Dataset listings of figures:
####################
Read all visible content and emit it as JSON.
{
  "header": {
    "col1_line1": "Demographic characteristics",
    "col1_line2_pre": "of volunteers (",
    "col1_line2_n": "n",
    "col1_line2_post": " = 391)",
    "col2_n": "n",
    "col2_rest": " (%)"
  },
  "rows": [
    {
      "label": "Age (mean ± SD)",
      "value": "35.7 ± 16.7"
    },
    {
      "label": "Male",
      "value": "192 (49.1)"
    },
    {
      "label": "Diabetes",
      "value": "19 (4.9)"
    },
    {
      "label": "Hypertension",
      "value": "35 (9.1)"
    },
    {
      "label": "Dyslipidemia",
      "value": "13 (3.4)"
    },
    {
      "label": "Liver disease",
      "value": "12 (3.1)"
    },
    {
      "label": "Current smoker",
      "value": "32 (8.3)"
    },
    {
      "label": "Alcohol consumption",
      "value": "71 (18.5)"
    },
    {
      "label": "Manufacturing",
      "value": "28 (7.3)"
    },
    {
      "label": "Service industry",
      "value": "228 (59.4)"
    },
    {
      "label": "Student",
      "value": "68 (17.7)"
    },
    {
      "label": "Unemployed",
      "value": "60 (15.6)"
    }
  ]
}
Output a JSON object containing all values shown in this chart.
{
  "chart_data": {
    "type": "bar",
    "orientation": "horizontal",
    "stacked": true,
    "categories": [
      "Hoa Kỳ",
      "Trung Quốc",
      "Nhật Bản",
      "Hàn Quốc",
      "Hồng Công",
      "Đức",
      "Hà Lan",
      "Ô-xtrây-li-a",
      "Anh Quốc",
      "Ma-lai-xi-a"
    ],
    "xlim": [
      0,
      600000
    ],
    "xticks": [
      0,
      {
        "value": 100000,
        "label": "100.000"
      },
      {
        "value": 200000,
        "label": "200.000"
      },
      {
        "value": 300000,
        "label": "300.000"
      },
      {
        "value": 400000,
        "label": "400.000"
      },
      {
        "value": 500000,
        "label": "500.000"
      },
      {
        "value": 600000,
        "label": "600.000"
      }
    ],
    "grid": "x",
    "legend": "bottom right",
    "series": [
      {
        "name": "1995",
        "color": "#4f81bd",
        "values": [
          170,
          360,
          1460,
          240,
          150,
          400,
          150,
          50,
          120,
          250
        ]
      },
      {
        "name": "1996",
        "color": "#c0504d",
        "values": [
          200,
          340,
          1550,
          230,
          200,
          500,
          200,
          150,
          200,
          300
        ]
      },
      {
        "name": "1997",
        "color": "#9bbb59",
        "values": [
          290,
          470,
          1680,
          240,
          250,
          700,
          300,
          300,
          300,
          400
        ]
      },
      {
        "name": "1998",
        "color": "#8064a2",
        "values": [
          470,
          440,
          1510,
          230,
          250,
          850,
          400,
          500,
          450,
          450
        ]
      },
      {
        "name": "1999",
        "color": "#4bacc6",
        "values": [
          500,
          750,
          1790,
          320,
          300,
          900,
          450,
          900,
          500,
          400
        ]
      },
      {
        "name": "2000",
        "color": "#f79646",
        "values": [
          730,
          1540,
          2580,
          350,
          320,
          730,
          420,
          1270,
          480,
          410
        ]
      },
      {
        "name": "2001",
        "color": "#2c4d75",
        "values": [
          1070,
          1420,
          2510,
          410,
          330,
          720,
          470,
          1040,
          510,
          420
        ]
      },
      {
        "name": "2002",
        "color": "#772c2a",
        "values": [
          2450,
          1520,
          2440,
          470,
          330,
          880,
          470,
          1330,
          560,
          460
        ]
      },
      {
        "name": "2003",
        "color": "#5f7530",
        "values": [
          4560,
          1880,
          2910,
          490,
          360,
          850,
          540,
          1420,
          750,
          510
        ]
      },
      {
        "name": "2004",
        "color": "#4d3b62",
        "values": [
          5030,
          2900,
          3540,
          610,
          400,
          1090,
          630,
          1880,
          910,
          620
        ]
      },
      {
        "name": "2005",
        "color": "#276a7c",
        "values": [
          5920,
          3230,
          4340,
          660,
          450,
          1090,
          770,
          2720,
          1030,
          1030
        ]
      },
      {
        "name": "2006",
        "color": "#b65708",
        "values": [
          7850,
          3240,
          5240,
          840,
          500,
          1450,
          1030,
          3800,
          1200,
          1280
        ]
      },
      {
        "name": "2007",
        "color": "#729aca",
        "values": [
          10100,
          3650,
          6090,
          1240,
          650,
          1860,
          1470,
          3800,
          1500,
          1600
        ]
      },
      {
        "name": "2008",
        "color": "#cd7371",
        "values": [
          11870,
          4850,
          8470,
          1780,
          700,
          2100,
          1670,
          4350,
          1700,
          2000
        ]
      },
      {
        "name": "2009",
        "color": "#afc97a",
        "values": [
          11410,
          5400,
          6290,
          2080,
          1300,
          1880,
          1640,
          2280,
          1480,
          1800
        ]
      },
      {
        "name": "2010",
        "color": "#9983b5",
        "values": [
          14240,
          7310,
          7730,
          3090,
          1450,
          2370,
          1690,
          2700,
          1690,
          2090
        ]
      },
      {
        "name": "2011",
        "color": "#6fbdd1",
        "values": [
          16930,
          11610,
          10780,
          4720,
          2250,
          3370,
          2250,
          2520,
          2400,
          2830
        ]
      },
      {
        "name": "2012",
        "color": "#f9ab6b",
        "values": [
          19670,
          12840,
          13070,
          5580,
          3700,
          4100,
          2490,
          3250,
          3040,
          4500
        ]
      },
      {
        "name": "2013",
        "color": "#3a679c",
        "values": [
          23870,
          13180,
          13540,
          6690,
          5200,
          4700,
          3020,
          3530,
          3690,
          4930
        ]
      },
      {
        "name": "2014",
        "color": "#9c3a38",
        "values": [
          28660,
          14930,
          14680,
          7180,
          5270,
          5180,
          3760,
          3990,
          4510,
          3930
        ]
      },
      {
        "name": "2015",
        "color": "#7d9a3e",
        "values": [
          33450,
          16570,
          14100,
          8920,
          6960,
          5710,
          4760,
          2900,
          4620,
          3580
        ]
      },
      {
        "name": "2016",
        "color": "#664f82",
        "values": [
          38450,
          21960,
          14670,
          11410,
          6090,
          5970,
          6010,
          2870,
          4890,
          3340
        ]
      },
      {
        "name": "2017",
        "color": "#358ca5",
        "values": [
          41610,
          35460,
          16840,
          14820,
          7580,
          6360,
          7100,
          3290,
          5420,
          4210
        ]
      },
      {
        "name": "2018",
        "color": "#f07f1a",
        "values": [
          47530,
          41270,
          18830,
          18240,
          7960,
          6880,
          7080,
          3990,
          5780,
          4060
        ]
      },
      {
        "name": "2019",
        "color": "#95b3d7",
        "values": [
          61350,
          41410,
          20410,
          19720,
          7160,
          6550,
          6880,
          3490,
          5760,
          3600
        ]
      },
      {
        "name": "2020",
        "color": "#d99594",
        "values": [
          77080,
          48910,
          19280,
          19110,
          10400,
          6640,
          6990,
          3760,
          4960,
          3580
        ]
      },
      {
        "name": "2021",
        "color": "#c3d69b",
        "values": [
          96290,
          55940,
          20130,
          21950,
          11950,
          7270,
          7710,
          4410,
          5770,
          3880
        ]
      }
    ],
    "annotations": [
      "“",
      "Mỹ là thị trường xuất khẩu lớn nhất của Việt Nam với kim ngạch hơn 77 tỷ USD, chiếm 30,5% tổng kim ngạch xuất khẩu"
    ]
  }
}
####################
● **WHAT NEEDS TO BE DONE**
Return the material exactly as it stands.

● **RESULT**
Read all visible content and emit it as JSON.
{
  "header": {
    "col1_line1": "Demographic characteristics",
    "col1_line2_pre": "of volunteers (",
    "col1_line2_n": "n",
    "col1_line2_post": " = 391)",
    "col2_n": "n",
    "col2_rest": " (%)"
  },
  "rows": [
    {
      "label": "Age (mean ± SD)",
      "value": "35.7 ± 16.7"
    },
    {
      "label": "Male",
      "value": "192 (49.1)"
    },
    {
      "label": "Diabetes",
      "value": "19 (4.9)"
    },
    {
      "label": "Hypertension",
      "value": "35 (9.1)"
    },
    {
      "label": "Dyslipidemia",
      "value": "13 (3.4)"
    },
    {
      "label": "Liver disease",
      "value": "12 (3.1)"
    },
    {
      "label": "Current smoker",
      "value": "32 (8.3)"
    },
    {
      "label": "Alcohol consumption",
      "value": "71 (18.5)"
    },
    {
      "label": "Manufacturing",
      "value": "28 (7.3)"
    },
    {
      "label": "Service industry",
      "value": "228 (59.4)"
    },
    {
      "label": "Student",
      "value": "68 (17.7)"
    },
    {
      "label": "Unemployed",
      "value": "60 (15.6)"
    }
  ]
}
Output a JSON object containing all values shown in this chart.
{
  "chart_data": {
    "type": "bar",
    "orientation": "horizontal",
    "stacked": true,
    "categories": [
      "Hoa Kỳ",
      "Trung Quốc",
      "Nhật Bản",
      "Hàn Quốc",
      "Hồng Công",
      "Đức",
      "Hà Lan",
      "Ô-xtrây-li-a",
      "Anh Quốc",
      "Ma-lai-xi-a"
    ],
    "xlim": [
      0,
      600000
    ],
    "xticks": [
      0,
      {
        "value": 100000,
        "label": "100.000"
      },
      {
        "value": 200000,
        "label": "200.000"
      },
      {
        "value": 300000,
        "label": "300.000"
      },
      {
        "value": 400000,
        "label": "400.000"
      },
      {
        "value": 500000,
        "label": "500.000"
      },
      {
        "value": 600000,
        "label": "600.000"
      }
    ],
    "grid": "x",
    "legend": "bottom right",
    "series": [
      {
        "name": "1995",
        "color": "#4f81bd",
        "values": [
          170,
          360,
          1460,
          240,
          150,
          400,
          150,
          50,
          120,
          250
        ]
      },
      {
        "name": "1996",
        "color": "#c0504d",
        "values": [
          200,
          340,
          1550,
          230,
          200,
          500,
          200,
          150,
          200,
          300
        ]
      },
      {
        "name": "1997",
        "color": "#9bbb59",
        "values": [
          290,
          470,
          1680,
          240,
          250,
          700,
          300,
          300,
          300,
          400
        ]
      },
      {
        "name": "1998",
        "color": "#8064a2",
        "values": [
          470,
          440,
          1510,
          230,
          250,
          850,
          400,
          500,
          450,
          450
        ]
      },
      {
        "name": "1999",
        "color": "#4bacc6",
        "values": [
          500,
          750,
          1790,
          320,
          300,
          900,
          450,
          900,
          500,
          400
        ]
      },
      {
        "name": "2000",
        "color": "#f79646",
        "values": [
          730,
          1540,
          2580,
          350,
          320,
          730,
          420,
          1270,
          480,
          410
        ]
      },
      {
        "name": "2001",
        "color": "#2c4d75",
        "values": [
          1070,
          1420,
          2510,
          410,
          330,
          720,
          470,
          1040,
          510,
          420
        ]
      },
      {
        "name": "2002",
        "color": "#772c2a",
        "values": [
          2450,
          1520,
          2440,
          470,
          330,
          880,
          470,
          1330,
          560,
          460
        ]
      },
      {
        "name": "2003",
        "color": "#5f7530",
        "values": [
          4560,
          1880,
          2910,
          490,
          360,
          850,
          540,
          1420,
          750,
          510
        ]
      },
      {
        "name": "2004",
        "color": "#4d3b62",
        "values": [
          5030,
          2900,
          3540,
          610,
          400,
          1090,
          630,
          1880,
          910,
          620
        ]
      },
      {
        "name": "2005",
        "color": "#276a7c",
        "values": [
          5920,
          3230,
          4340,
          660,
          450,
          1090,
          770,
          2720,
          1030,
          1030
        ]
      },
      {
        "name": "2006",
        "color": "#b65708",
        "values": [
          7850,
          3240,
          5240,
          840,
          500,
          1450,
          1030,
          3800,
          1200,
          1280
        ]
      },
      {
        "name": "2007",
        "color": "#729aca",
        "values": [
          10100,
          3650,
          6090,
          1240,
          650,
          1860,
          1470,
          3800,
          1500,
          1600
        ]
      },
      {
        "name": "2008",
        "color": "#cd7371",
        "values": [
          11870,
          4850,
          8470,
          1780,
          700,
          2100,
          1670,
          4350,
          1700,
          2000
        ]
      },
      {
        "name": "2009",
        "color": "#afc97a",
        "values": [
          11410,
          5400,
          6290,
          2080,
          1300,
          1880,
          1640,
          2280,
          1480,
          1800
        ]
      },
      {
        "name": "2010",
        "color": "#9983b5",
        "values": [
          14240,
          7310,
          7730,
          3090,
          1450,
          2370,
          1690,
          2700,
          1690,
          2090
        ]
      },
      {
        "name": "2011",
        "color": "#6fbdd1",
        "values": [
          16930,
          11610,
          10780,
          4720,
          2250,
          3370,
          2250,
          2520,
          2400,
          2830
        ]
      },
      {
        "name": "2012",
        "color": "#f9ab6b",
        "values": [
          19670,
          12840,
          13070,
          5580,
          3700,
          4100,
          2490,
          3250,
          3040,
          4500
        ]
      },
      {
        "name": "2013",
        "color": "#3a679c",
        "values": [
          23870,
          13180,
          13540,
          6690,
          5200,
          4700,
          3020,
          3530,
          3690,
          4930
        ]
      },
      {
        "name": "2014",
        "color": "#9c3a38",
        "values": [
          28660,
          14930,
          14680,
          7180,
          5270,
          5180,
          3760,
          3990,
          4510,
          3930
        ]
      },
      {
        "name": "2015",
        "color": "#7d9a3e",
        "values": [
          33450,
          16570,
          14100,
          8920,
          6960,
          5710,
          4760,
          2900,
          4620,
          3580
        ]
      },
      {
        "name": "2016",
        "color": "#664f82",
        "values": [
          38450,
          21960,
          14670,
          11410,
          6090,
          5970,
          6010,
          2870,
          4890,
          3340
        ]
      },
      {
        "name": "2017",
        "color": "#358ca5",
        "values": [
          41610,
          35460,
          16840,
          14820,
          7580,
          6360,
          7100,
          3290,
          5420,
          4210
        ]
      },
      {
        "name": "2018",
        "color": "#f07f1a",
        "values": [
          47530,
          41270,
          18830,
          18240,
          7960,
          6880,
          7080,
          3990,
          5780,
          4060
        ]
      },
      {
        "name": "2019",
        "color": "#95b3d7",
        "values": [
          61350,
          41410,
          20410,
          19720,
          7160,
          6550,
          6880,
          3490,
          5760,
          3600
        ]
      },
      {
        "name": "2020",
        "color": "#d99594",
        "values": [
          77080,
          48910,
          19280,
          19110,
          10400,
          6640,
          6990,
          3760,
          4960,
          3580
        ]
      },
      {
        "name": "2021",
        "color": "#c3d69b",
        "values": [
          96290,
          55940,
          20130,
          21950,
          11950,
          7270,
          7710,
          4410,
          5770,
          3880
        ]
      }
    ],
    "annotations": [
      "“",
      "Mỹ là thị trường xuất khẩu lớn nhất của Việt Nam với kim ngạch hơn 77 tỷ USD, chiếm 30,5% tổng kim ngạch xuất khẩu"
    ]
  }
}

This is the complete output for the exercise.